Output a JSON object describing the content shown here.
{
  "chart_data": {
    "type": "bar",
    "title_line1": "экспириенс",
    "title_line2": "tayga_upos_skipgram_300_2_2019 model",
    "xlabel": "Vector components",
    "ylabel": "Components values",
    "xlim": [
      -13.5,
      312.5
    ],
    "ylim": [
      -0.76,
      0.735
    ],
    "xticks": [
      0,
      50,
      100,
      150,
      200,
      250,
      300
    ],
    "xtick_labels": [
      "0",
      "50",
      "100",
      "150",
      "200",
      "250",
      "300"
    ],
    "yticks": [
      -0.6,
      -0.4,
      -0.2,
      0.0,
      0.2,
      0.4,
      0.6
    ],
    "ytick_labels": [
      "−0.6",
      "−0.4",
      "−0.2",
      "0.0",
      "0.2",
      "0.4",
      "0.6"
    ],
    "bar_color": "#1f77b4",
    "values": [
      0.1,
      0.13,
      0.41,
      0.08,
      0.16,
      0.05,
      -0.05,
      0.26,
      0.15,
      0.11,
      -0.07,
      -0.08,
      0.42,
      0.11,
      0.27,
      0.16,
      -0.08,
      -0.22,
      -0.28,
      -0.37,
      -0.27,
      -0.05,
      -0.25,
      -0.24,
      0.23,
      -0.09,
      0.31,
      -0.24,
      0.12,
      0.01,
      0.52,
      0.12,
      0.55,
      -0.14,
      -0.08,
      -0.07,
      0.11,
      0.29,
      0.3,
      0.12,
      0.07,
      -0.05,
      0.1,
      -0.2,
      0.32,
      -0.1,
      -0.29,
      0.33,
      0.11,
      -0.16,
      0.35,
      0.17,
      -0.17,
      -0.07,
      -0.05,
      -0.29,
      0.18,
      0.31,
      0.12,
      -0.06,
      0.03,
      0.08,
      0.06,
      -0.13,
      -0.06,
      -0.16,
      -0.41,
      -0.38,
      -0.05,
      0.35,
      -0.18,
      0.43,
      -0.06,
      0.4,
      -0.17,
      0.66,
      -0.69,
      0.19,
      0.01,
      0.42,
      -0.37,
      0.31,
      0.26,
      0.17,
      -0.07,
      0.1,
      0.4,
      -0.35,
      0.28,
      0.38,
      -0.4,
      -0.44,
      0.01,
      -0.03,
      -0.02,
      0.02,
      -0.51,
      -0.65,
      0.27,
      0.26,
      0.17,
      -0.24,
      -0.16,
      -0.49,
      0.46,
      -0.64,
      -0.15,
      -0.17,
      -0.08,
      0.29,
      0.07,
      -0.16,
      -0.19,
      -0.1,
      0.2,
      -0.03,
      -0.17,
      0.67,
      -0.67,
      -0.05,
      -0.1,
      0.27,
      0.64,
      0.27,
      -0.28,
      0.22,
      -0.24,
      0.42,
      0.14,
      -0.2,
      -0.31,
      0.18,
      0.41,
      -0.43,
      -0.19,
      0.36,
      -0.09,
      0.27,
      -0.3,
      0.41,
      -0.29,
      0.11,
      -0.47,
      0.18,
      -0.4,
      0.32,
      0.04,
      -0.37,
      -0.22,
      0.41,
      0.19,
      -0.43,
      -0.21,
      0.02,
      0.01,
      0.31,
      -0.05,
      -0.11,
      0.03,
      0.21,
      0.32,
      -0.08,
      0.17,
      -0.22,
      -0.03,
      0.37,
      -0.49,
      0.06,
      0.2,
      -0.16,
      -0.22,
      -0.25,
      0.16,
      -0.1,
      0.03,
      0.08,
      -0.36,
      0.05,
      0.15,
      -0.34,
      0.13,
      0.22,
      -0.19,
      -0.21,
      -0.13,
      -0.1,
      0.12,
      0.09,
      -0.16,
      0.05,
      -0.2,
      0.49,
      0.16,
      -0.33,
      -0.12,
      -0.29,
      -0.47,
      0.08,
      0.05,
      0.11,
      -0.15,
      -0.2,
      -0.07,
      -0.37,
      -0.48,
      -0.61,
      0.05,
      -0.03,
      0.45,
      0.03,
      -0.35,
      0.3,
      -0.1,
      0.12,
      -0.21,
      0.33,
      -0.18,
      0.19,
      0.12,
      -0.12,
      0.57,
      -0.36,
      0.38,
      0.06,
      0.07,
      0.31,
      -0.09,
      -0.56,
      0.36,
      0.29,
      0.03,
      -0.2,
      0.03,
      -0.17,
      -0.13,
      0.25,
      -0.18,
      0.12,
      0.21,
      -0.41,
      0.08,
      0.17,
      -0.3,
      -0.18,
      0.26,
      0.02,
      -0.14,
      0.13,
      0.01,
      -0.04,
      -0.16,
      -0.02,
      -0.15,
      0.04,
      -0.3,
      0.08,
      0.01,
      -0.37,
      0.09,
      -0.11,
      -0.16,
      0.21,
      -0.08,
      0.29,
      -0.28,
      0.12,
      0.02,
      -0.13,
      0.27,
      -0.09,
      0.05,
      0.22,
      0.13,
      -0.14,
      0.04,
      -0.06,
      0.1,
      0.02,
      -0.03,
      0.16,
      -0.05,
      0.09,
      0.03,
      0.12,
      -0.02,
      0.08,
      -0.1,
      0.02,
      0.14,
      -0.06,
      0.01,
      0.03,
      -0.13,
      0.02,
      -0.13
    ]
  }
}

- - - - - - -

Given request ▸
Extract all of the data shown above and repeat it verbatim.

Full output ▸
Output a JSON object describing the content shown here.
{
  "chart_data": {
    "type": "bar",
    "title_line1": "экспириенс",
    "title_line2": "tayga_upos_skipgram_300_2_2019 model",
    "xlabel": "Vector components",
    "ylabel": "Components values",
    "xlim": [
      -13.5,
      312.5
    ],
    "ylim": [
      -0.76,
      0.735
    ],
    "xticks": [
      0,
      50,
      100,
      150,
      200,
      250,
      300
    ],
    "xtick_labels": [
      "0",
      "50",
      "100",
      "150",
      "200",
      "250",
      "300"
    ],
    "yticks": [
      -0.6,
      -0.4,
      -0.2,
      0.0,
      0.2,
      0.4,
      0.6
    ],
    "ytick_labels": [
      "−0.6",
      "−0.4",
      "−0.2",
      "0.0",
      "0.2",
      "0.4",
      "0.6"
    ],
    "bar_color": "#1f77b4",
    "values": [
      0.1,
      0.13,
      0.41,
      0.08,
      0.16,
      0.05,
      -0.05,
      0.26,
      0.15,
      0.11,
      -0.07,
      -0.08,
      0.42,
      0.11,
      0.27,
      0.16,
      -0.08,
      -0.22,
      -0.28,
      -0.37,
      -0.27,
      -0.05,
      -0.25,
      -0.24,
      0.23,
      -0.09,
      0.31,
      -0.24,
      0.12,
      0.01,
      0.52,
      0.12,
      0.55,
      -0.14,
      -0.08,
      -0.07,
      0.11,
      0.29,
      0.3,
      0.12,
      0.07,
      -0.05,
      0.1,
      -0.2,
      0.32,
      -0.1,
      -0.29,
      0.33,
      0.11,
      -0.16,
      0.35,
      0.17,
      -0.17,
      -0.07,
      -0.05,
      -0.29,
      0.18,
      0.31,
      0.12,
      -0.06,
      0.03,
      0.08,
      0.06,
      -0.13,
      -0.06,
      -0.16,
      -0.41,
      -0.38,
      -0.05,
      0.35,
      -0.18,
      0.43,
      -0.06,
      0.4,
      -0.17,
      0.66,
      -0.69,
      0.19,
      0.01,
      0.42,
      -0.37,
      0.31,
      0.26,
      0.17,
      -0.07,
      0.1,
      0.4,
      -0.35,
      0.28,
      0.38,
      -0.4,
      -0.44,
      0.01,
      -0.03,
      -0.02,
      0.02,
      -0.51,
      -0.65,
      0.27,
      0.26,
      0.17,
      -0.24,
      -0.16,
      -0.49,
      0.46,
      -0.64,
      -0.15,
      -0.17,
      -0.08,
      0.29,
      0.07,
      -0.16,
      -0.19,
      -0.1,
      0.2,
      -0.03,
      -0.17,
      0.67,
      -0.67,
      -0.05,
      -0.1,
      0.27,
      0.64,
      0.27,
      -0.28,
      0.22,
      -0.24,
      0.42,
      0.14,
      -0.2,
      -0.31,
      0.18,
      0.41,
      -0.43,
      -0.19,
      0.36,
      -0.09,
      0.27,
      -0.3,
      0.41,
      -0.29,
      0.11,
      -0.47,
      0.18,
      -0.4,
      0.32,
      0.04,
      -0.37,
      -0.22,
      0.41,
      0.19,
      -0.43,
      -0.21,
      0.02,
      0.01,
      0.31,
      -0.05,
      -0.11,
      0.03,
      0.21,
      0.32,
      -0.08,
      0.17,
      -0.22,
      -0.03,
      0.37,
      -0.49,
      0.06,
      0.2,
      -0.16,
      -0.22,
      -0.25,
      0.16,
      -0.1,
      0.03,
      0.08,
      -0.36,
      0.05,
      0.15,
      -0.34,
      0.13,
      0.22,
      -0.19,
      -0.21,
      -0.13,
      -0.1,
      0.12,
      0.09,
      -0.16,
      0.05,
      -0.2,
      0.49,
      0.16,
      -0.33,
      -0.12,
      -0.29,
      -0.47,
      0.08,
      0.05,
      0.11,
      -0.15,
      -0.2,
      -0.07,
      -0.37,
      -0.48,
      -0.61,
      0.05,
      -0.03,
      0.45,
      0.03,
      -0.35,
      0.3,
      -0.1,
      0.12,
      -0.21,
      0.33,
      -0.18,
      0.19,
      0.12,
      -0.12,
      0.57,
      -0.36,
      0.38,
      0.06,
      0.07,
      0.31,
      -0.09,
      -0.56,
      0.36,
      0.29,
      0.03,
      -0.2,
      0.03,
      -0.17,
      -0.13,
      0.25,
      -0.18,
      0.12,
      0.21,
      -0.41,
      0.08,
      0.17,
      -0.3,
      -0.18,
      0.26,
      0.02,
      -0.14,
      0.13,
      0.01,
      -0.04,
      -0.16,
      -0.02,
      -0.15,
      0.04,
      -0.3,
      0.08,
      0.01,
      -0.37,
      0.09,
      -0.11,
      -0.16,
      0.21,
      -0.08,
      0.29,
      -0.28,
      0.12,
      0.02,
      -0.13,
      0.27,
      -0.09,
      0.05,
      0.22,
      0.13,
      -0.14,
      0.04,
      -0.06,
      0.1,
      0.02,
      -0.03,
      0.16,
      -0.05,
      0.09,
      0.03,
      0.12,
      -0.02,
      0.08,
      -0.1,
      0.02,
      0.14,
      -0.06,
      0.01,
      0.03,
      -0.13,
      0.02,
      -0.13
    ]
  }
}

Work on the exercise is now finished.